-- Start --

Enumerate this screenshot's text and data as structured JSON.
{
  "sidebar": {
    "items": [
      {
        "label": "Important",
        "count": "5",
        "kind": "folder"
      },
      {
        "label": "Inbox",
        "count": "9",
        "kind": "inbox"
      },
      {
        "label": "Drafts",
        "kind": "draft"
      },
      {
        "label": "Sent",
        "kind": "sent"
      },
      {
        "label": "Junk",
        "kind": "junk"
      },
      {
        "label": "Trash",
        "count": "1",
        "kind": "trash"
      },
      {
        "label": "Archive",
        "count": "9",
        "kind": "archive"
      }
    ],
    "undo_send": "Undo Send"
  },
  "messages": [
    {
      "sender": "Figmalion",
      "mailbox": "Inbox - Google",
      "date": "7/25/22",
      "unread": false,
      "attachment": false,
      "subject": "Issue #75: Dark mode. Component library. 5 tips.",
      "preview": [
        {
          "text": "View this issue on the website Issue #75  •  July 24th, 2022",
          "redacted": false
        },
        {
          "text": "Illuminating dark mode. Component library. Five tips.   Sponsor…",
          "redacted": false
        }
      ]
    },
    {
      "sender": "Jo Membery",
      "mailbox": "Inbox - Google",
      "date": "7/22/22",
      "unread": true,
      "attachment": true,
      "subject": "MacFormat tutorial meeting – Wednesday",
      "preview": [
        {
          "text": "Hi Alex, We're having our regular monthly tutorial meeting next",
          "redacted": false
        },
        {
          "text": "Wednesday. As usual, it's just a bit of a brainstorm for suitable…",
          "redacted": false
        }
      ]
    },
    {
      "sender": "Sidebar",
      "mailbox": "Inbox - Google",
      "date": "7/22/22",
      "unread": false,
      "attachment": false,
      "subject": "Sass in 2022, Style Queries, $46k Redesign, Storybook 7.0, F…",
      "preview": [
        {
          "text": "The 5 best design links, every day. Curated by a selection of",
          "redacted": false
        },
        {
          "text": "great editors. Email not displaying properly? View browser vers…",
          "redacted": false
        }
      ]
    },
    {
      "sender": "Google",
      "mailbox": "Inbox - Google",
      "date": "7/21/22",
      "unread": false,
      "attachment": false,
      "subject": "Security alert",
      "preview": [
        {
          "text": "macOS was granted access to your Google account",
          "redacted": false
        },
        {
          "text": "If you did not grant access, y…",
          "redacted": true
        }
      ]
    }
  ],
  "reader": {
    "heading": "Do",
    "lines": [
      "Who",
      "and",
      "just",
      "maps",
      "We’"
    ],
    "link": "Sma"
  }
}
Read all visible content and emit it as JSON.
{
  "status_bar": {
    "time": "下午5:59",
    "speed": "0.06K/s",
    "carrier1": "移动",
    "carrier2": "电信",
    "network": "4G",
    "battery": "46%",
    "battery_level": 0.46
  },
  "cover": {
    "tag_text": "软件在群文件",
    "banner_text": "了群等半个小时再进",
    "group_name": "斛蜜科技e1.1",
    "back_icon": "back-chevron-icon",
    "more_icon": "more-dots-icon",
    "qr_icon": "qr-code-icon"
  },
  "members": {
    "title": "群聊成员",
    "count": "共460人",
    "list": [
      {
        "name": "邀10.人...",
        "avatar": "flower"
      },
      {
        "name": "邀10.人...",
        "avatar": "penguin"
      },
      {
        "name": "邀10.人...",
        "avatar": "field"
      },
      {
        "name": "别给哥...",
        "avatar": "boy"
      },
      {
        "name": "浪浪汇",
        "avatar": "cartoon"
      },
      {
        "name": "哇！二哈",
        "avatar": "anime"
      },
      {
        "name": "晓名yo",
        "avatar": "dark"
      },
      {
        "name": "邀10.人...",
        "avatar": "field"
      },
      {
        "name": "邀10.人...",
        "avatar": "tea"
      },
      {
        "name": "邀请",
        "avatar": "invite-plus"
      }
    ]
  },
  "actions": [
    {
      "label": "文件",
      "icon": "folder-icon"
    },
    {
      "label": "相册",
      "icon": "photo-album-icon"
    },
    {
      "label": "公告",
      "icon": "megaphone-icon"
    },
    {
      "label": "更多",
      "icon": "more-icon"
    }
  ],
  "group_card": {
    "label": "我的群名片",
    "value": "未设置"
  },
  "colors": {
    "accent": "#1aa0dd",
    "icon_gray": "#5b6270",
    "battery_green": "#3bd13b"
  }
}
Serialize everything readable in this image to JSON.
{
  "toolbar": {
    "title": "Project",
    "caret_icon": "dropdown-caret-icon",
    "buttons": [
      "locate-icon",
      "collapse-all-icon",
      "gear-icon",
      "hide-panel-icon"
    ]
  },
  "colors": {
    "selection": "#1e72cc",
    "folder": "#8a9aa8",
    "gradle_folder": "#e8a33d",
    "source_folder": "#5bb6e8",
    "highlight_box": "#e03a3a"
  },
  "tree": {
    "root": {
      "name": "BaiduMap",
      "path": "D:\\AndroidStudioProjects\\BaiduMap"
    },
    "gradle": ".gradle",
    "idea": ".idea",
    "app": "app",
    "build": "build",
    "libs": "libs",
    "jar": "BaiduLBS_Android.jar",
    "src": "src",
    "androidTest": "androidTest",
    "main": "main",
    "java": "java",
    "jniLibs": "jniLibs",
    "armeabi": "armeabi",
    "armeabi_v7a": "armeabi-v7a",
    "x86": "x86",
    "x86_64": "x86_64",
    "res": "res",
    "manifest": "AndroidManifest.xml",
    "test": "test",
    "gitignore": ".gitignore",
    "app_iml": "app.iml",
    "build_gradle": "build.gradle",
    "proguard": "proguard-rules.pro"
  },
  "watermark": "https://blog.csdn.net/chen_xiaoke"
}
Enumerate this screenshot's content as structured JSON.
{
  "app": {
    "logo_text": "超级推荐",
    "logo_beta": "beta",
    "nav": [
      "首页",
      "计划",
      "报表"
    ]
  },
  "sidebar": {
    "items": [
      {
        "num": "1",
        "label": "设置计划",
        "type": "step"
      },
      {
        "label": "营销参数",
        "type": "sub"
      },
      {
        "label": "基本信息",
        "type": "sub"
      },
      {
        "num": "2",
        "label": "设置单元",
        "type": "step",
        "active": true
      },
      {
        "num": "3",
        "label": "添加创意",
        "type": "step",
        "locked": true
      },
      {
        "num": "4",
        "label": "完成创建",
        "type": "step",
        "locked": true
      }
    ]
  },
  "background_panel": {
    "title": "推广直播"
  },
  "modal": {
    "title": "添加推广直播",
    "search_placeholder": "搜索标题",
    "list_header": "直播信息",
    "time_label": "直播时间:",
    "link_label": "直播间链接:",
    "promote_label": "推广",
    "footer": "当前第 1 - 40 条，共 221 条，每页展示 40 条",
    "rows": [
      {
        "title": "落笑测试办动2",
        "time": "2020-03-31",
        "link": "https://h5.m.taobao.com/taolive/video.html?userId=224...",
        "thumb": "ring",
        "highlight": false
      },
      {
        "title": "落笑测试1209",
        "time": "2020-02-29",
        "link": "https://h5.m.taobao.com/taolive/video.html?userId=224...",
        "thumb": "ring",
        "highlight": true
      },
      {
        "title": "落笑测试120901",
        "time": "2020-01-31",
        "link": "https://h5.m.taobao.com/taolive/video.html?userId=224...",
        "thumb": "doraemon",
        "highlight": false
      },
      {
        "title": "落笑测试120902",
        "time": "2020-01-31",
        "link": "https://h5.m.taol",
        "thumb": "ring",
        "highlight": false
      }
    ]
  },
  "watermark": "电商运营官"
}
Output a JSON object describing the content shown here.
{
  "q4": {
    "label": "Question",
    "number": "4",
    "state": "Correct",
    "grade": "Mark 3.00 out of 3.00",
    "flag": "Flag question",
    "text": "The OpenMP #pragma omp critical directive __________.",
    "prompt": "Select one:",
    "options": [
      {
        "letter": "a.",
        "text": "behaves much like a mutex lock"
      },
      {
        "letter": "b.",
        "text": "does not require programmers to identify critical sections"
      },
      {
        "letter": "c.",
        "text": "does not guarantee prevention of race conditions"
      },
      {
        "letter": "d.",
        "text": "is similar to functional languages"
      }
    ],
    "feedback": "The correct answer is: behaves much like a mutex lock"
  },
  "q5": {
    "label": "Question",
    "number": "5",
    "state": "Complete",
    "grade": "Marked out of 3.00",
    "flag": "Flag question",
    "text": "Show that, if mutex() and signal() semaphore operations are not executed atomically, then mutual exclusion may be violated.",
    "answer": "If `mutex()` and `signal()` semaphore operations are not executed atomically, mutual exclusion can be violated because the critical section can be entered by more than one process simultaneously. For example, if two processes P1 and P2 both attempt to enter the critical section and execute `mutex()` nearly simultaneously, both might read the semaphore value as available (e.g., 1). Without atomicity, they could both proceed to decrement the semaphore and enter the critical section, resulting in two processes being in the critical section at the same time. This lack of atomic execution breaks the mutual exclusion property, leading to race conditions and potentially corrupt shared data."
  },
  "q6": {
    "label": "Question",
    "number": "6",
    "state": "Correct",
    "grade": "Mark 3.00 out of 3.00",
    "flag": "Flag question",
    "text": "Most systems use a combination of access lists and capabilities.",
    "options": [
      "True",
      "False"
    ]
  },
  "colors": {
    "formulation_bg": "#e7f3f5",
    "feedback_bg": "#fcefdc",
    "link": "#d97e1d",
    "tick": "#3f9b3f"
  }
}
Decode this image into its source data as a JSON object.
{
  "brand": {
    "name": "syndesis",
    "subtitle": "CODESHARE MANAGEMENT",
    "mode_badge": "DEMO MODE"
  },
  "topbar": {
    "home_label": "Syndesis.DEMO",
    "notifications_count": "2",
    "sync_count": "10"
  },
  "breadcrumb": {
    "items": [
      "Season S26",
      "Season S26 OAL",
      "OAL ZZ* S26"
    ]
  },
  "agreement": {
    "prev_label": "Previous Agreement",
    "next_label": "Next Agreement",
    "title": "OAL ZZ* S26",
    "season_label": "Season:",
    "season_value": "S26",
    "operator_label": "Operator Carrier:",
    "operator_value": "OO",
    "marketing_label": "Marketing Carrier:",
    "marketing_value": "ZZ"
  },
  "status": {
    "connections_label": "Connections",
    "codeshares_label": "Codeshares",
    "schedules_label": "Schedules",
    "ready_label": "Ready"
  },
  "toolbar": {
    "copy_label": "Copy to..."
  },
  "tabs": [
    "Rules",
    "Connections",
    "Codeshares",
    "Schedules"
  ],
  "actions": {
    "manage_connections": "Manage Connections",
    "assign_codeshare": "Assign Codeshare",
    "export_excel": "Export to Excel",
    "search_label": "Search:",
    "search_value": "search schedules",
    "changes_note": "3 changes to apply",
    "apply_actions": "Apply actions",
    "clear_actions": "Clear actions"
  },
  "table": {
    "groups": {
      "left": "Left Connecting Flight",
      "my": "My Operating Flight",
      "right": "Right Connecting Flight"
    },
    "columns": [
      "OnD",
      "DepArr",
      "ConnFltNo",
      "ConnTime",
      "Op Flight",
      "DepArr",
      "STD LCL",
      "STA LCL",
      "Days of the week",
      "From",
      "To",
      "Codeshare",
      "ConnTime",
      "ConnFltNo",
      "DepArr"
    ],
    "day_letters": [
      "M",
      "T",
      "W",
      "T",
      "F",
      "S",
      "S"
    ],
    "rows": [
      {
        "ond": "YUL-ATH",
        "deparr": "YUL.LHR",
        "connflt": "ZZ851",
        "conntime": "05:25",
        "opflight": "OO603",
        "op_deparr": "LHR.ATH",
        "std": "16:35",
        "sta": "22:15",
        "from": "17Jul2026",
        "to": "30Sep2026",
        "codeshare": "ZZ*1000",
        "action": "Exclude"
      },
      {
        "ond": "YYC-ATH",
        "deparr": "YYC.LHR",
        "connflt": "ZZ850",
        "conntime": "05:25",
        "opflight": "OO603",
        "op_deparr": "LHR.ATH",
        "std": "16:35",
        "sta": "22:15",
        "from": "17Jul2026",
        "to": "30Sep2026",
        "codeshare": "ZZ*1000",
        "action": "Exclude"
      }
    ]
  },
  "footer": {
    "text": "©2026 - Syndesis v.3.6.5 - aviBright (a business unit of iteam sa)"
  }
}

-- End --

> **Brief**
Select all lines with the word "JSON" from the entries above.

> **Complete response**
Enumerate this screenshot's text and data as structured JSON.
Read all visible content and emit it as JSON.
Serialize everything readable in this image to JSON.
Enumerate this screenshot's content as structured JSON.
Output a JSON object describing the content shown here.
Decode this image into its source data as a JSON object.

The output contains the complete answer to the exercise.